Requirements -
Pick out every line in the data below that holds "años".
▬▬▬▬▬▬▬▬▬▬
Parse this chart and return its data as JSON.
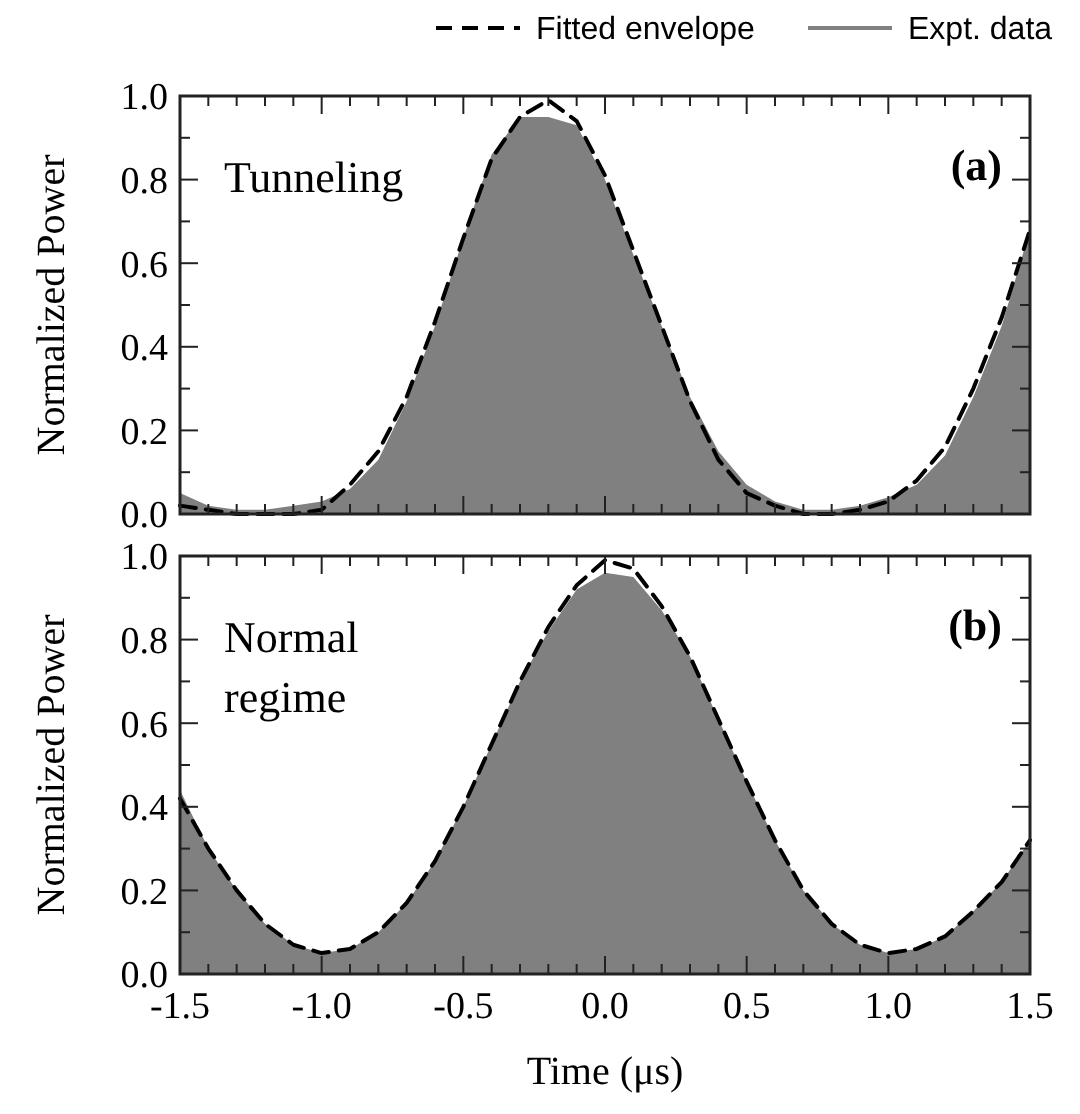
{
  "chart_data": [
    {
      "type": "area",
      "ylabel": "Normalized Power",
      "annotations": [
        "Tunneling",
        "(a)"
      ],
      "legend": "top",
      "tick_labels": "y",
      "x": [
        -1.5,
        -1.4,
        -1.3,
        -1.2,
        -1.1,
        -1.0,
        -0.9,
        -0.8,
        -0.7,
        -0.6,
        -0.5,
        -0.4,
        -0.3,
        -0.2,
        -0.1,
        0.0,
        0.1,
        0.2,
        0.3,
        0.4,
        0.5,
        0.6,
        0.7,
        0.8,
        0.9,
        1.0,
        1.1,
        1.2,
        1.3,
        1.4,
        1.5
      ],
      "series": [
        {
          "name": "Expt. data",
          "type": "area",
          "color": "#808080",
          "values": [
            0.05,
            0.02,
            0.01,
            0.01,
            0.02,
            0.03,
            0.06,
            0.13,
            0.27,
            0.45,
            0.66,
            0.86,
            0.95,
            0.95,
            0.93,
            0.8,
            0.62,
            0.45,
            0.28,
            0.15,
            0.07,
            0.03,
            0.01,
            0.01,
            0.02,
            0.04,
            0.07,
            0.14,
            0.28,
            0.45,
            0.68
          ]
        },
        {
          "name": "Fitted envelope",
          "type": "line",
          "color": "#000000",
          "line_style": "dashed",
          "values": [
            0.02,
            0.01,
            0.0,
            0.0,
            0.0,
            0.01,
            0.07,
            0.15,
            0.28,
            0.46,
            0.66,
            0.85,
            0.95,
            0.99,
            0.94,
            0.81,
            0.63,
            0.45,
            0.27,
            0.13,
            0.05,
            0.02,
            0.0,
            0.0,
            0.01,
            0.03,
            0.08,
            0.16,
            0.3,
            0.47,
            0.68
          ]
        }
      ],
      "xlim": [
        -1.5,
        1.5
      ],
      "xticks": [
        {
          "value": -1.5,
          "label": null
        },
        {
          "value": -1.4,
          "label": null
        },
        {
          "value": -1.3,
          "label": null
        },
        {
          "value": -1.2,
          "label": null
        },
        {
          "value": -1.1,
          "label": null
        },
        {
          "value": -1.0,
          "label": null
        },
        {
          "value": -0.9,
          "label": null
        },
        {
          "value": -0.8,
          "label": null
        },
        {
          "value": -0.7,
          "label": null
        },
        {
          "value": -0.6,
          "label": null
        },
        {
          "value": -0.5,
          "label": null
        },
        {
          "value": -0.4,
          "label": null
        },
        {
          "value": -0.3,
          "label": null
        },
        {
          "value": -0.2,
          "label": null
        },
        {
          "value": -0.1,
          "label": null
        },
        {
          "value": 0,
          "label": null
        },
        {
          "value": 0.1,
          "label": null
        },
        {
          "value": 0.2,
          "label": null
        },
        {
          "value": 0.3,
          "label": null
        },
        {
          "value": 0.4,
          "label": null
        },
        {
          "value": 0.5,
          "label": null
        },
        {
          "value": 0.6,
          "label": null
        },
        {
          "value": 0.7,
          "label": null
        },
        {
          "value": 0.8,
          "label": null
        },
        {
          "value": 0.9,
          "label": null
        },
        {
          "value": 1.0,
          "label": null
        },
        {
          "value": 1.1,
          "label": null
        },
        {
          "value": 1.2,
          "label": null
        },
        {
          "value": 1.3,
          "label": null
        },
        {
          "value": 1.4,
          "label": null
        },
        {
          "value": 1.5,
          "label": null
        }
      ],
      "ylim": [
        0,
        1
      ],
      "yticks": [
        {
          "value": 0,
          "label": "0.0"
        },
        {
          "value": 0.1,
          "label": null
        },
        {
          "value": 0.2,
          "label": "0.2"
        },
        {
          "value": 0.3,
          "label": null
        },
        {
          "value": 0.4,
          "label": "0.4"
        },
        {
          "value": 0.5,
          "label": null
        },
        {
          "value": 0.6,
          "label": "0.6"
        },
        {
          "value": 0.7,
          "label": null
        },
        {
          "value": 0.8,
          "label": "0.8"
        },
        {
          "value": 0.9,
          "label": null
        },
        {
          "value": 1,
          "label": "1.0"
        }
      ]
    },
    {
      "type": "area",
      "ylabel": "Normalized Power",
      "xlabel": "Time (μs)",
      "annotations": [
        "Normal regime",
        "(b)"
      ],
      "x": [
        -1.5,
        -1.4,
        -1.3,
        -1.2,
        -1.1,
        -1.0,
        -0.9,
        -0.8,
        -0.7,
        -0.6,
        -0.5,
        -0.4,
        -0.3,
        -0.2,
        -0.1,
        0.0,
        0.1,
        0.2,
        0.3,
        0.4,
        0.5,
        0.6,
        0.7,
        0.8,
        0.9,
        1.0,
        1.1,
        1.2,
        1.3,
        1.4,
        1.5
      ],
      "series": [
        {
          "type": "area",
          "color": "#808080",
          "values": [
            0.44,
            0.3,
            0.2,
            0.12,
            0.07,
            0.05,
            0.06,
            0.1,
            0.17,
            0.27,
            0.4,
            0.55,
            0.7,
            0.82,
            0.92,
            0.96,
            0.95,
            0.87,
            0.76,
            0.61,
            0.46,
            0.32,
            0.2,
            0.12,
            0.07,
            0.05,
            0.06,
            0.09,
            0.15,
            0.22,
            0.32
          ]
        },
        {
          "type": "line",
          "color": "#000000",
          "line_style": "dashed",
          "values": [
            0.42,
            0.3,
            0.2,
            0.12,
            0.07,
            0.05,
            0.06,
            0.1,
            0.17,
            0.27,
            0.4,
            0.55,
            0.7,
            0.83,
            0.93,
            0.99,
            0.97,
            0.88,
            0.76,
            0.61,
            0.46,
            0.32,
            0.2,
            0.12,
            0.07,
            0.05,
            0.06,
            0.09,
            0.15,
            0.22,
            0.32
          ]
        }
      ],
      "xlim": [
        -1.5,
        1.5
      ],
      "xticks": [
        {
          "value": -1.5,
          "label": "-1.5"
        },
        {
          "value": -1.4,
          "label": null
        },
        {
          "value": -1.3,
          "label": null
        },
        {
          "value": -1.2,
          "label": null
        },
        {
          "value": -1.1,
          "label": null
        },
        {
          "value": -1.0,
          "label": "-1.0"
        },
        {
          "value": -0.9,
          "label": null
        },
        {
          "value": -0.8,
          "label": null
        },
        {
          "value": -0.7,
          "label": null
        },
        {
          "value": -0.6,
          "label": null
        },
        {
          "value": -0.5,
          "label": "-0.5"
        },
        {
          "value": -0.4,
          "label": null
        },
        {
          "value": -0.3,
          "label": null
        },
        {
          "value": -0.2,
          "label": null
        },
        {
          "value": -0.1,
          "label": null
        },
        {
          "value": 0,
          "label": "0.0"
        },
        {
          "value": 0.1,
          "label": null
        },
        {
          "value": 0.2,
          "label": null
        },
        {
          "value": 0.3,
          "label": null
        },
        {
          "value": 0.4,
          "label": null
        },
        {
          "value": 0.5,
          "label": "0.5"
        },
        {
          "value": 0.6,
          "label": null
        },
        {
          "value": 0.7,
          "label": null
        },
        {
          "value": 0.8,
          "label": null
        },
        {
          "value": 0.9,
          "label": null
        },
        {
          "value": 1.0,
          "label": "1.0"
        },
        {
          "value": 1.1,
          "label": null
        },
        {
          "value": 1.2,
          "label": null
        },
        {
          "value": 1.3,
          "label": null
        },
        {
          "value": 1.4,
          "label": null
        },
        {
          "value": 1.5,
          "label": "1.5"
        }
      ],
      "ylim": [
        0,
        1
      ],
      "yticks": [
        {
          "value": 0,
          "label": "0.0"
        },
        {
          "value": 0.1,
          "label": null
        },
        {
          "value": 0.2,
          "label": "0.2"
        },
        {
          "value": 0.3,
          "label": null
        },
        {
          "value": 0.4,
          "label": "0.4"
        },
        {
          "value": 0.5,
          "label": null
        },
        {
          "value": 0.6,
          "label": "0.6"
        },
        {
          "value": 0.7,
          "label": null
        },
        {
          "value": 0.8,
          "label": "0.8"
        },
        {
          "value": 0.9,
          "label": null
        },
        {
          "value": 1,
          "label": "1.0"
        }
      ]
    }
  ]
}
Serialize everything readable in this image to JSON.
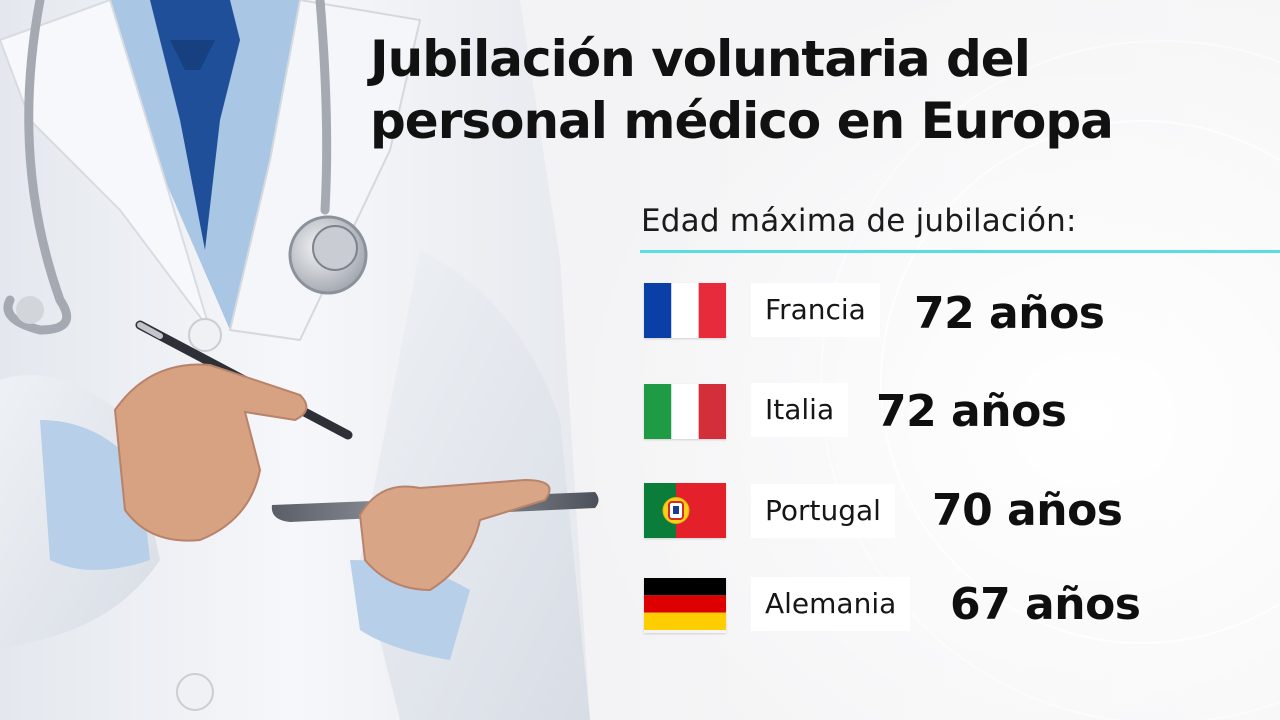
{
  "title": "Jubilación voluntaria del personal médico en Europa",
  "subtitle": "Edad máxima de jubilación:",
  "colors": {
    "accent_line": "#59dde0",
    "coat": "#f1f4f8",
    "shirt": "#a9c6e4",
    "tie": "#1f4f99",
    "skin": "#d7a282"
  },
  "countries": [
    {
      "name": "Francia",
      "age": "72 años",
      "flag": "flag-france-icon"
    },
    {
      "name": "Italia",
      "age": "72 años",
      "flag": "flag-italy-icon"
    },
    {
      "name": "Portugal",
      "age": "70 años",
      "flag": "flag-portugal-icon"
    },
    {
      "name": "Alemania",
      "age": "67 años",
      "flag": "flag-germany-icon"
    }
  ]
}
▬▬▬▬▬▬▬▬▬▬
Exercise answer -
      "age": "72 años",
      "age": "72 años",
      "age": "70 años",
      "age": "67 años",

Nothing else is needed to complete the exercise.